Méditation marchée

Plongée dans un bain d’espérance. Du vert au-dessus, en-dessous, du vert de toutes les couleurs, à l’endroit, à l’envers, lumineux dans un sens, sombre de l’autre.
L’arbre craque, il geint, il meurt doucement et verse une larme, encore un soupir. Il n’en finit plus de souffrir, il n’en finit plus de mourir. A ses pieds un rejet, la relève. Forêt éternelle. A ses côtés, celui qui n’a jamais pu pousser droit, un grand coude à sa base. Malformation. C’est aujourd’hui le plus haut. Devant lui des triplés, 3 troncs en compétition. A qui sera le plus costaud, celui du milieu, celui de droite, celui de gauche. Toujours à l’unisson pour se chamailler, personne n’a jamais gagné. Eternellement à égalité.
Le rocher paresse, indolent, sous le massage délicat de la mousse. Pas de rébellion possible, autant en profiter. Elle l’aime, le chérit, il se laisse dorloter, caresser. Elle prend soin, elle rafraichit, la mousse. Un peu collante, certes, mais pas trop bavarde non plus. Une cohabitation paisible, à peine troublée par quelques intrus à 2, 4 ou 6 pattes. Ou mille. Et parfois 2 pattes sur 2 roues. Ce sont les pires, ils grondent et empestent, arrachent et piétinent.
Chemin qui craque, feuilles sèches, tapis de mousse, je m’enfonce. Sable, je coule, mes chaussures se remplissent. Pavés scellés, les romains sont passés par là, pierres plates, et si c’était les gaulois ?
Une armée de moucheron lutte, impuissante à freiner mon avancée. Un ballet incessant à quelques centimètres de mes yeux. Halte là, ne va pas plus loin, tu es ici chez nous.

▶ _Enregistrements_

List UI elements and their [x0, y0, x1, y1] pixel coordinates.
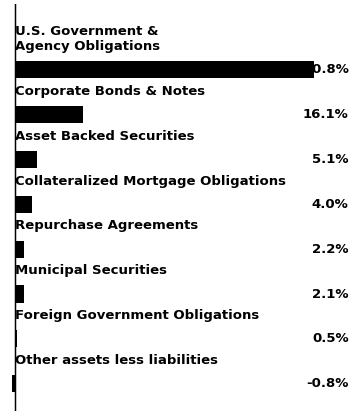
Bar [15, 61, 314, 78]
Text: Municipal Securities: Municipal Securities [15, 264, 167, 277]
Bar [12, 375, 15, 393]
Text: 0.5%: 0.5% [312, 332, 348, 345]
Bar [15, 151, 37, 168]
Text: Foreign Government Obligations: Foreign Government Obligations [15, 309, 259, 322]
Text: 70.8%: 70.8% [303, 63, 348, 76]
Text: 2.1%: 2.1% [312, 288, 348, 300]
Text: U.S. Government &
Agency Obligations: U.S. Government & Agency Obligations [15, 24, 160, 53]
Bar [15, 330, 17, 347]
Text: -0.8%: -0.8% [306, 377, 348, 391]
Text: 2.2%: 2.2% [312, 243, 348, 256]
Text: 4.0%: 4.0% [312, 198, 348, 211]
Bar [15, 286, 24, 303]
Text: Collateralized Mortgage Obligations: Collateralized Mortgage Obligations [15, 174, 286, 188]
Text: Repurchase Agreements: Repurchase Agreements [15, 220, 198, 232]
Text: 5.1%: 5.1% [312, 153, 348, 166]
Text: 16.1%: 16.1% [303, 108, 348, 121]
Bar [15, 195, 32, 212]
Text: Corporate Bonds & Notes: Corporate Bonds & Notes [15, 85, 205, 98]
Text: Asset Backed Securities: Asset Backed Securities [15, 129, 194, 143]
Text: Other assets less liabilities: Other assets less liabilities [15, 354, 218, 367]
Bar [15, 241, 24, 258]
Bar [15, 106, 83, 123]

▶ _Consigne_
Recopiez tout le passage du texte allant de « Plongée dans un » jusqu'à « Eternellement à égalité. », en remplaçant « Malformation » par « Difformité ». Les enregistrements constituent un matériau distinct du texte.

▶ _Exercice corrigé_
Plongée dans un bain d’espérance. Du vert au-dessus, en-dessous, du vert de toutes les couleurs, à l’endroit, à l’envers, lumineux dans un sens, sombre de l’autre.
L’arbre craque, il geint, il meurt doucement et verse une larme, encore un soupir. Il n’en finit plus de souffrir, il n’en finit plus de mourir. A ses pieds un rejet, la relève. Forêt éternelle. A ses côtés, celui qui n’a jamais pu pousser droit, un grand coude à sa base. Difformité. C’est aujourd’hui le plus haut. Devant lui des triplés, 3 troncs en compétition. A qui sera le plus costaud, celui du milieu, celui de droite, celui de gauche. Toujours à l’unisson pour se chamailler, personne n’a jamais gagné. Eternellement à égalité.